= Records from a collection of figures =

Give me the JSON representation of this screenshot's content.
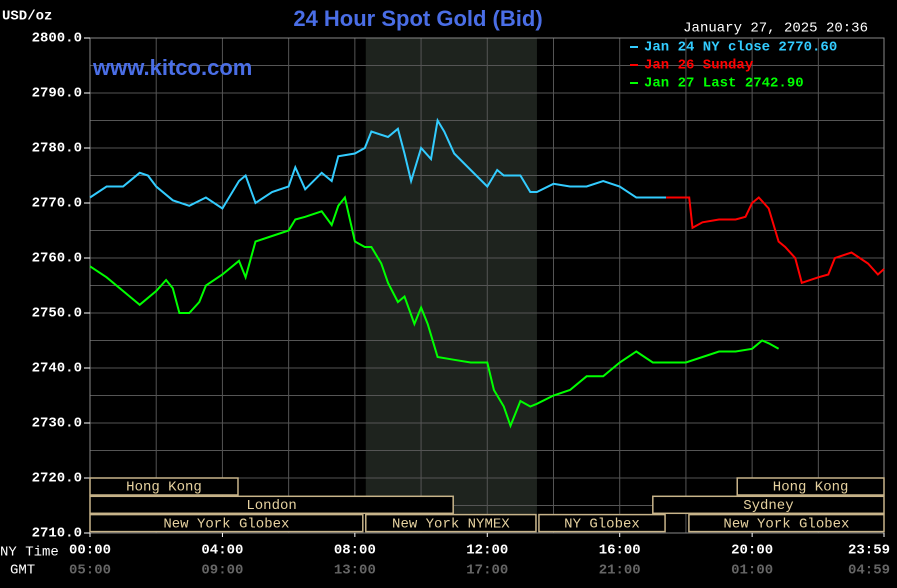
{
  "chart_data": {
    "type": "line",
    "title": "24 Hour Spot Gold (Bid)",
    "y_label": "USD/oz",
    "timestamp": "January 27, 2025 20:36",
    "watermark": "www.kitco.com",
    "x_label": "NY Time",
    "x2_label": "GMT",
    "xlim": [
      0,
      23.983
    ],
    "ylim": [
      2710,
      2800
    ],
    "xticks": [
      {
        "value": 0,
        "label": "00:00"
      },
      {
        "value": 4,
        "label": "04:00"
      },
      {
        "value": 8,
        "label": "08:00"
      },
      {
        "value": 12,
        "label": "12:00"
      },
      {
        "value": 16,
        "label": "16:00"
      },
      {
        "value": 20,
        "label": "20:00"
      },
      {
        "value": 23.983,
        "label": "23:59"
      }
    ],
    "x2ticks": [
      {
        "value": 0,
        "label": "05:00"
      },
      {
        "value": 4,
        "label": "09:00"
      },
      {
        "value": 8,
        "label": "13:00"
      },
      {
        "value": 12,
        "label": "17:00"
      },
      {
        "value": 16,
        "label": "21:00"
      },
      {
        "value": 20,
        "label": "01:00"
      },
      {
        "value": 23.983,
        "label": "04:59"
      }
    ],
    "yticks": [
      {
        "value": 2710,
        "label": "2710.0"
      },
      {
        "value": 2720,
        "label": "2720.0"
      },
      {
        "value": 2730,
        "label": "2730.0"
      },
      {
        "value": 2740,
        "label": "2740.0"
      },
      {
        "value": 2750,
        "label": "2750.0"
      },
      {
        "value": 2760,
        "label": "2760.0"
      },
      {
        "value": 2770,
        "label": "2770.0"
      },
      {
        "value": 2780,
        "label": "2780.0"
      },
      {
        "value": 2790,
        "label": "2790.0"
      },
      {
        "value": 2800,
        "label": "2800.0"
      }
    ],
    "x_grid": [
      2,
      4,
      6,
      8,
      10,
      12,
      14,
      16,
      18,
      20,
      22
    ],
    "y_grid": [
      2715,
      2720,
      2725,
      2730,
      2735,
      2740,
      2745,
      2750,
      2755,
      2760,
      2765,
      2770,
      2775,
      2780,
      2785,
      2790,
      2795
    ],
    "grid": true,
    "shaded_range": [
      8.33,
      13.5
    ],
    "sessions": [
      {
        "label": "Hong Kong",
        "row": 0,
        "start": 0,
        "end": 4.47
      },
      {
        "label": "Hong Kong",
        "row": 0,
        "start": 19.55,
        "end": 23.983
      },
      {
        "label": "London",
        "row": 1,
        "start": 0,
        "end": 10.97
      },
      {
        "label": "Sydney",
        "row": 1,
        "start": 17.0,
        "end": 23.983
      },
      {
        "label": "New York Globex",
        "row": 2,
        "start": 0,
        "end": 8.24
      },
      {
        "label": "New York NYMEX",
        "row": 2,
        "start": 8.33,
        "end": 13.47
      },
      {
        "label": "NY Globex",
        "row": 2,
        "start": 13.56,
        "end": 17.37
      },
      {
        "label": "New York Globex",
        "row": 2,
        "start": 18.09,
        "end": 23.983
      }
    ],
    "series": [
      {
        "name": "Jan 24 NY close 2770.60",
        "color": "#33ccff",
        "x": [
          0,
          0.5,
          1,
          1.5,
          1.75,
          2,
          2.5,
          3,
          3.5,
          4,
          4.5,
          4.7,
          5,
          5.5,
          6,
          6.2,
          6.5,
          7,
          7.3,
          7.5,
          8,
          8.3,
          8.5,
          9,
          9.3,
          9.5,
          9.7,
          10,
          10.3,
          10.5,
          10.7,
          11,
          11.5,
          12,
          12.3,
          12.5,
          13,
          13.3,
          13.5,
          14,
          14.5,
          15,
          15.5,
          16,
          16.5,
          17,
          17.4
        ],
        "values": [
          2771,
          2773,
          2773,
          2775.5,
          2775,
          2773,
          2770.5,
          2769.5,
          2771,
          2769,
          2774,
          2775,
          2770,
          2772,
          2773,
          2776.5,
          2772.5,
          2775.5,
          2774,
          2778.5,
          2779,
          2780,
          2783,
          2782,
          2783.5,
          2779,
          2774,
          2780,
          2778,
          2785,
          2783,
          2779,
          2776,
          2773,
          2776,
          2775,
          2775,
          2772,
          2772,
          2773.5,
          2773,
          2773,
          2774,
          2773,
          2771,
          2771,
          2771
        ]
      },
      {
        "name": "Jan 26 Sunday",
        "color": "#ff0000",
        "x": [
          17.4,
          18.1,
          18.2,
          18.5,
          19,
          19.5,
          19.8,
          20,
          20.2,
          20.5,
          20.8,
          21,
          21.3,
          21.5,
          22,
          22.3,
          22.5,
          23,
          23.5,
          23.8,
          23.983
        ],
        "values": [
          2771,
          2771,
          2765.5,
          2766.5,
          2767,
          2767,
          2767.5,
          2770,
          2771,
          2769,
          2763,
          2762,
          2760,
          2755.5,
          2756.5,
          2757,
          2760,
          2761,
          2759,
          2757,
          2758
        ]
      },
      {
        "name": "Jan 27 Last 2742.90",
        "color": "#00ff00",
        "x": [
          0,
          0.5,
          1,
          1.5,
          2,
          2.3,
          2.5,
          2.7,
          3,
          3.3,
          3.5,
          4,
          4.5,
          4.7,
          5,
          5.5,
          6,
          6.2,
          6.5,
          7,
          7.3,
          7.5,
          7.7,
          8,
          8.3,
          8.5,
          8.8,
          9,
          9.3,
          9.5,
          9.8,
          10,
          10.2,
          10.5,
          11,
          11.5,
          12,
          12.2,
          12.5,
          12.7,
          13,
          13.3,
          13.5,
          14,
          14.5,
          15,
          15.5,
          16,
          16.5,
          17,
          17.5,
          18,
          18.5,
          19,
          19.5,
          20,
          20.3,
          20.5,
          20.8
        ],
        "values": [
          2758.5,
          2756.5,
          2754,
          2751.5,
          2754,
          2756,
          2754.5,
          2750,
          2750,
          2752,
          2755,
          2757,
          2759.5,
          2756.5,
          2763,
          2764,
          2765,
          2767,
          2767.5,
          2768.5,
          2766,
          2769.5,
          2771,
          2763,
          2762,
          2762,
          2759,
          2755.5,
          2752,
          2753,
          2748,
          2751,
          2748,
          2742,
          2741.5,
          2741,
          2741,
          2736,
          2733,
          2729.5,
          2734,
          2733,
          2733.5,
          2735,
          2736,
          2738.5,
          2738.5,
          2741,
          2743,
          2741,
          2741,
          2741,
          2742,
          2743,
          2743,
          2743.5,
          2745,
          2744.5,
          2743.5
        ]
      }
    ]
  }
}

...

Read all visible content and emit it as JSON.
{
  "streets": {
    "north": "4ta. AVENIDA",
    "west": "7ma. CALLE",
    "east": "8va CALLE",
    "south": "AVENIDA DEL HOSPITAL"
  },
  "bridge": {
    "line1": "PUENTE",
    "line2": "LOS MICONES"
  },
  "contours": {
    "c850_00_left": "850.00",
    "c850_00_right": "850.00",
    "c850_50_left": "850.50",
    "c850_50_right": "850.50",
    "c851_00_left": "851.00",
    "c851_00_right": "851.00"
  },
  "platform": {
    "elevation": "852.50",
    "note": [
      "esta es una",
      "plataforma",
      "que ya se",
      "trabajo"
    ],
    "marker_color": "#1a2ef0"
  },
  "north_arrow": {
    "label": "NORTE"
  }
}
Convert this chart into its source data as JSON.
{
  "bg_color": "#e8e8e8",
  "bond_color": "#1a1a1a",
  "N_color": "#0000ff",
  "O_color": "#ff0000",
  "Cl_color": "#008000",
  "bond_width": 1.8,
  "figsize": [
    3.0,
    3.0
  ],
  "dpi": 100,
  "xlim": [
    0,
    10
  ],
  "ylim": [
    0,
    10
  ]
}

---

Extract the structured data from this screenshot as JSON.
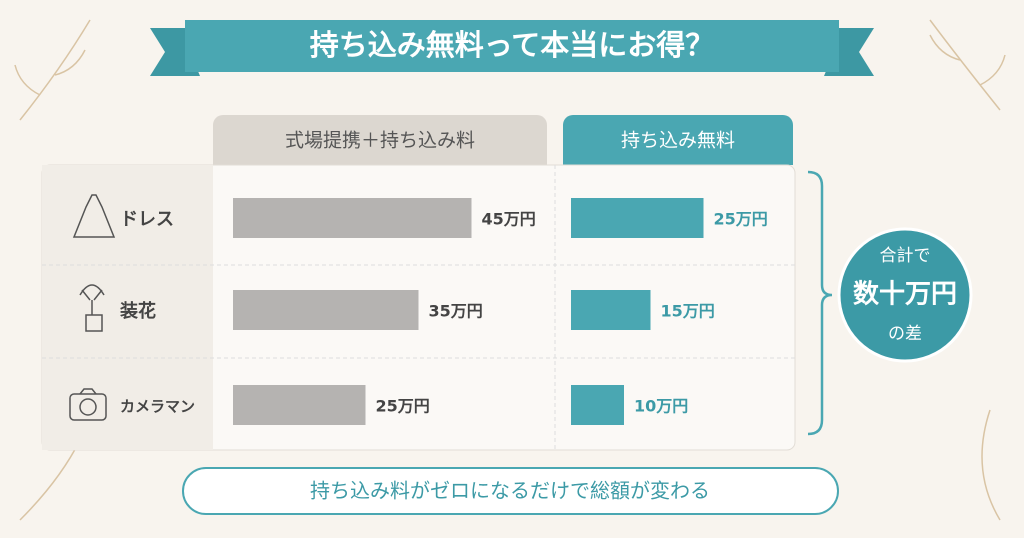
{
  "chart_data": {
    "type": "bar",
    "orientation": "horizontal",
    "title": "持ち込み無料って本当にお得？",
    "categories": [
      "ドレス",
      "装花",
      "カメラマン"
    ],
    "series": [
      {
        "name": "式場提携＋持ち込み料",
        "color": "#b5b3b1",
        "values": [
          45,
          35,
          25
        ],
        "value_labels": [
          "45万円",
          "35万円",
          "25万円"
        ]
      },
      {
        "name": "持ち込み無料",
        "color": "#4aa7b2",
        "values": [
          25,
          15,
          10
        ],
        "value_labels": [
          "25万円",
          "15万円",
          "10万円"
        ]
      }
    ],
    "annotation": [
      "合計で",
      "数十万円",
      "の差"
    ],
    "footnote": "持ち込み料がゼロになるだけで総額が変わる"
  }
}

= EXERCISE DETAILS =
Looking at the entries above, say how many lines contain the word "title". Only the number is wanted.

= WRITTEN SOLUTION =
2